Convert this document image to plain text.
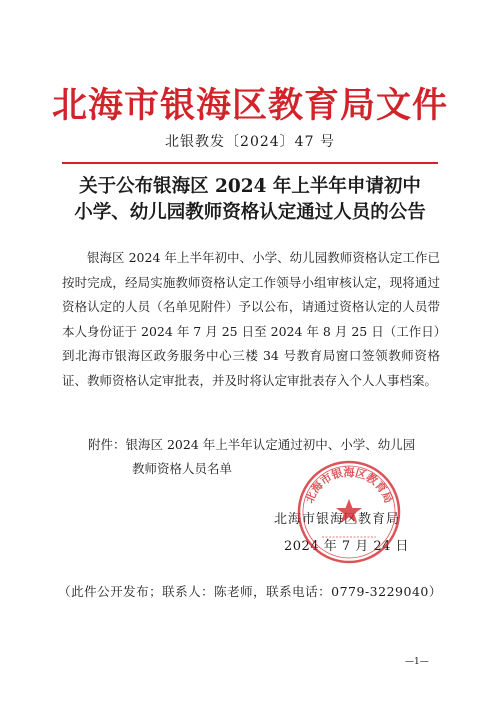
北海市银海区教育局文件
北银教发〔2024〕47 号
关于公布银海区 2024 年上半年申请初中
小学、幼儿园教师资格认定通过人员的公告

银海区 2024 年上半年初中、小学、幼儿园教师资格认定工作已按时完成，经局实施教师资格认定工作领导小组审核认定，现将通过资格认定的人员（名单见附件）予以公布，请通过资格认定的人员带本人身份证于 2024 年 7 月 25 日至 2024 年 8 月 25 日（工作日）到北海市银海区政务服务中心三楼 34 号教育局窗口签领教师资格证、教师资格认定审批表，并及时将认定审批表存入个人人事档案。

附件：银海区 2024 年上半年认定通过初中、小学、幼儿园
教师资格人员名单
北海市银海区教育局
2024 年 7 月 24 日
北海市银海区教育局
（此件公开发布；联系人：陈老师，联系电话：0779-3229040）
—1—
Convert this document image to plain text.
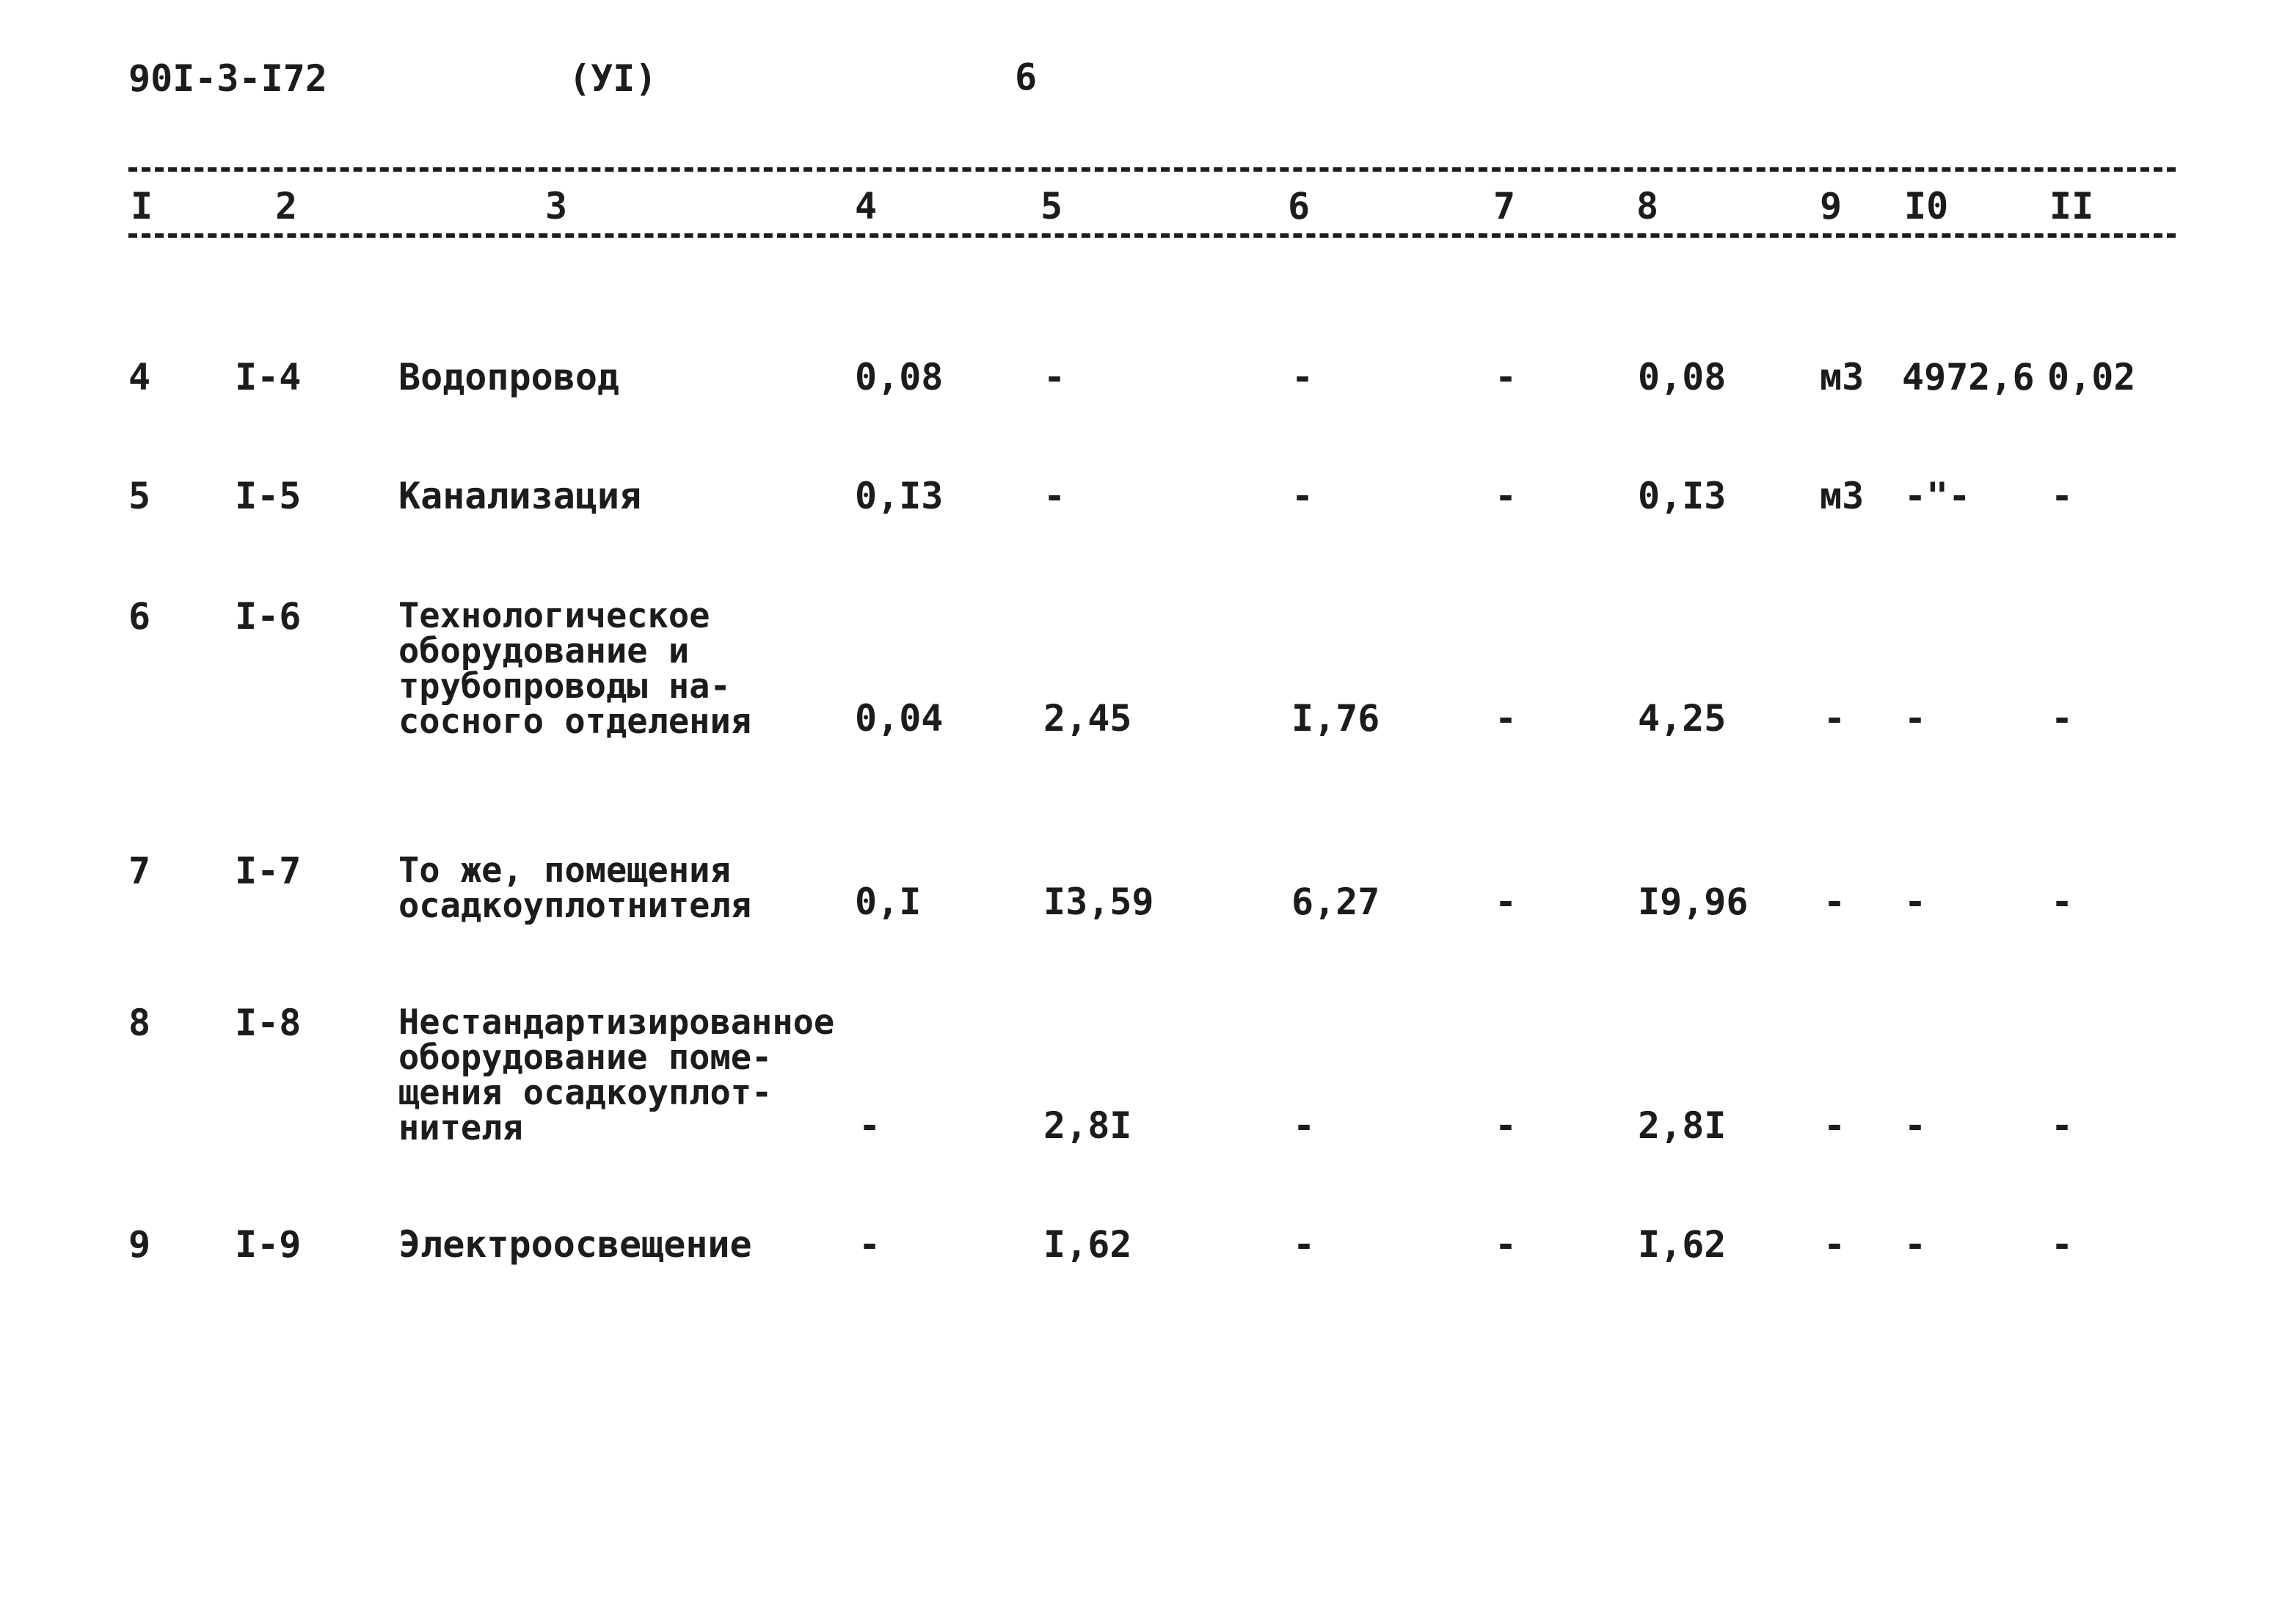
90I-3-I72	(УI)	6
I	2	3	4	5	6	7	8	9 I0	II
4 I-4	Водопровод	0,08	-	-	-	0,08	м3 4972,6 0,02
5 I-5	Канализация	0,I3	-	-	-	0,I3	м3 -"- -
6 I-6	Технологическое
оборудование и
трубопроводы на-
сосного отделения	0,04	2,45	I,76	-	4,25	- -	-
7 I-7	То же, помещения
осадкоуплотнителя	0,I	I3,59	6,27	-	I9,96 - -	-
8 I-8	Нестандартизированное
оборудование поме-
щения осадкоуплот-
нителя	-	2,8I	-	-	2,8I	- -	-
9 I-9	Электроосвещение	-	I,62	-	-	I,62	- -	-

##############################

• [Challenge]:
Print out every entry above without changing a word, and leave out the pictures.

• [Answer]:
Convert this document image to plain text.
北海市银海区教育局文件
北银教发〔2024〕47 号
关于公布银海区 2024 年上半年申请初中
小学、幼儿园教师资格认定通过人员的公告

银海区 2024 年上半年初中、小学、幼儿园教师资格认定工作已按时完成，经局实施教师资格认定工作领导小组审核认定，现将通过资格认定的人员（名单见附件）予以公布，请通过资格认定的人员带本人身份证于 2024 年 7 月 25 日至 2024 年 8 月 25 日（工作日）到北海市银海区政务服务中心三楼 34 号教育局窗口签领教师资格证、教师资格认定审批表，并及时将认定审批表存入个人人事档案。

附件：银海区 2024 年上半年认定通过初中、小学、幼儿园
教师资格人员名单
北海市银海区教育局
2024 年 7 月 24 日
北海市银海区教育局
（此件公开发布；联系人：陈老师，联系电话：0779-3229040）
—1—
Convert this document image to plain text.
90I-3-I72	(УI)	6
I	2	3	4	5	6	7	8	9 I0	II
4 I-4	Водопровод	0,08	-	-	-	0,08	м3 4972,6 0,02
5 I-5	Канализация	0,I3	-	-	-	0,I3	м3 -"- -
6 I-6	Технологическое
оборудование и
трубопроводы на-
сосного отделения	0,04	2,45	I,76	-	4,25	- -	-
7 I-7	То же, помещения
осадкоуплотнителя	0,I	I3,59	6,27	-	I9,96 - -	-
8 I-8	Нестандартизированное
оборудование поме-
щения осадкоуплот-
нителя	-	2,8I	-	-	2,8I	- -	-
9 I-9	Электроосвещение	-	I,62	-	-	I,62	- -	-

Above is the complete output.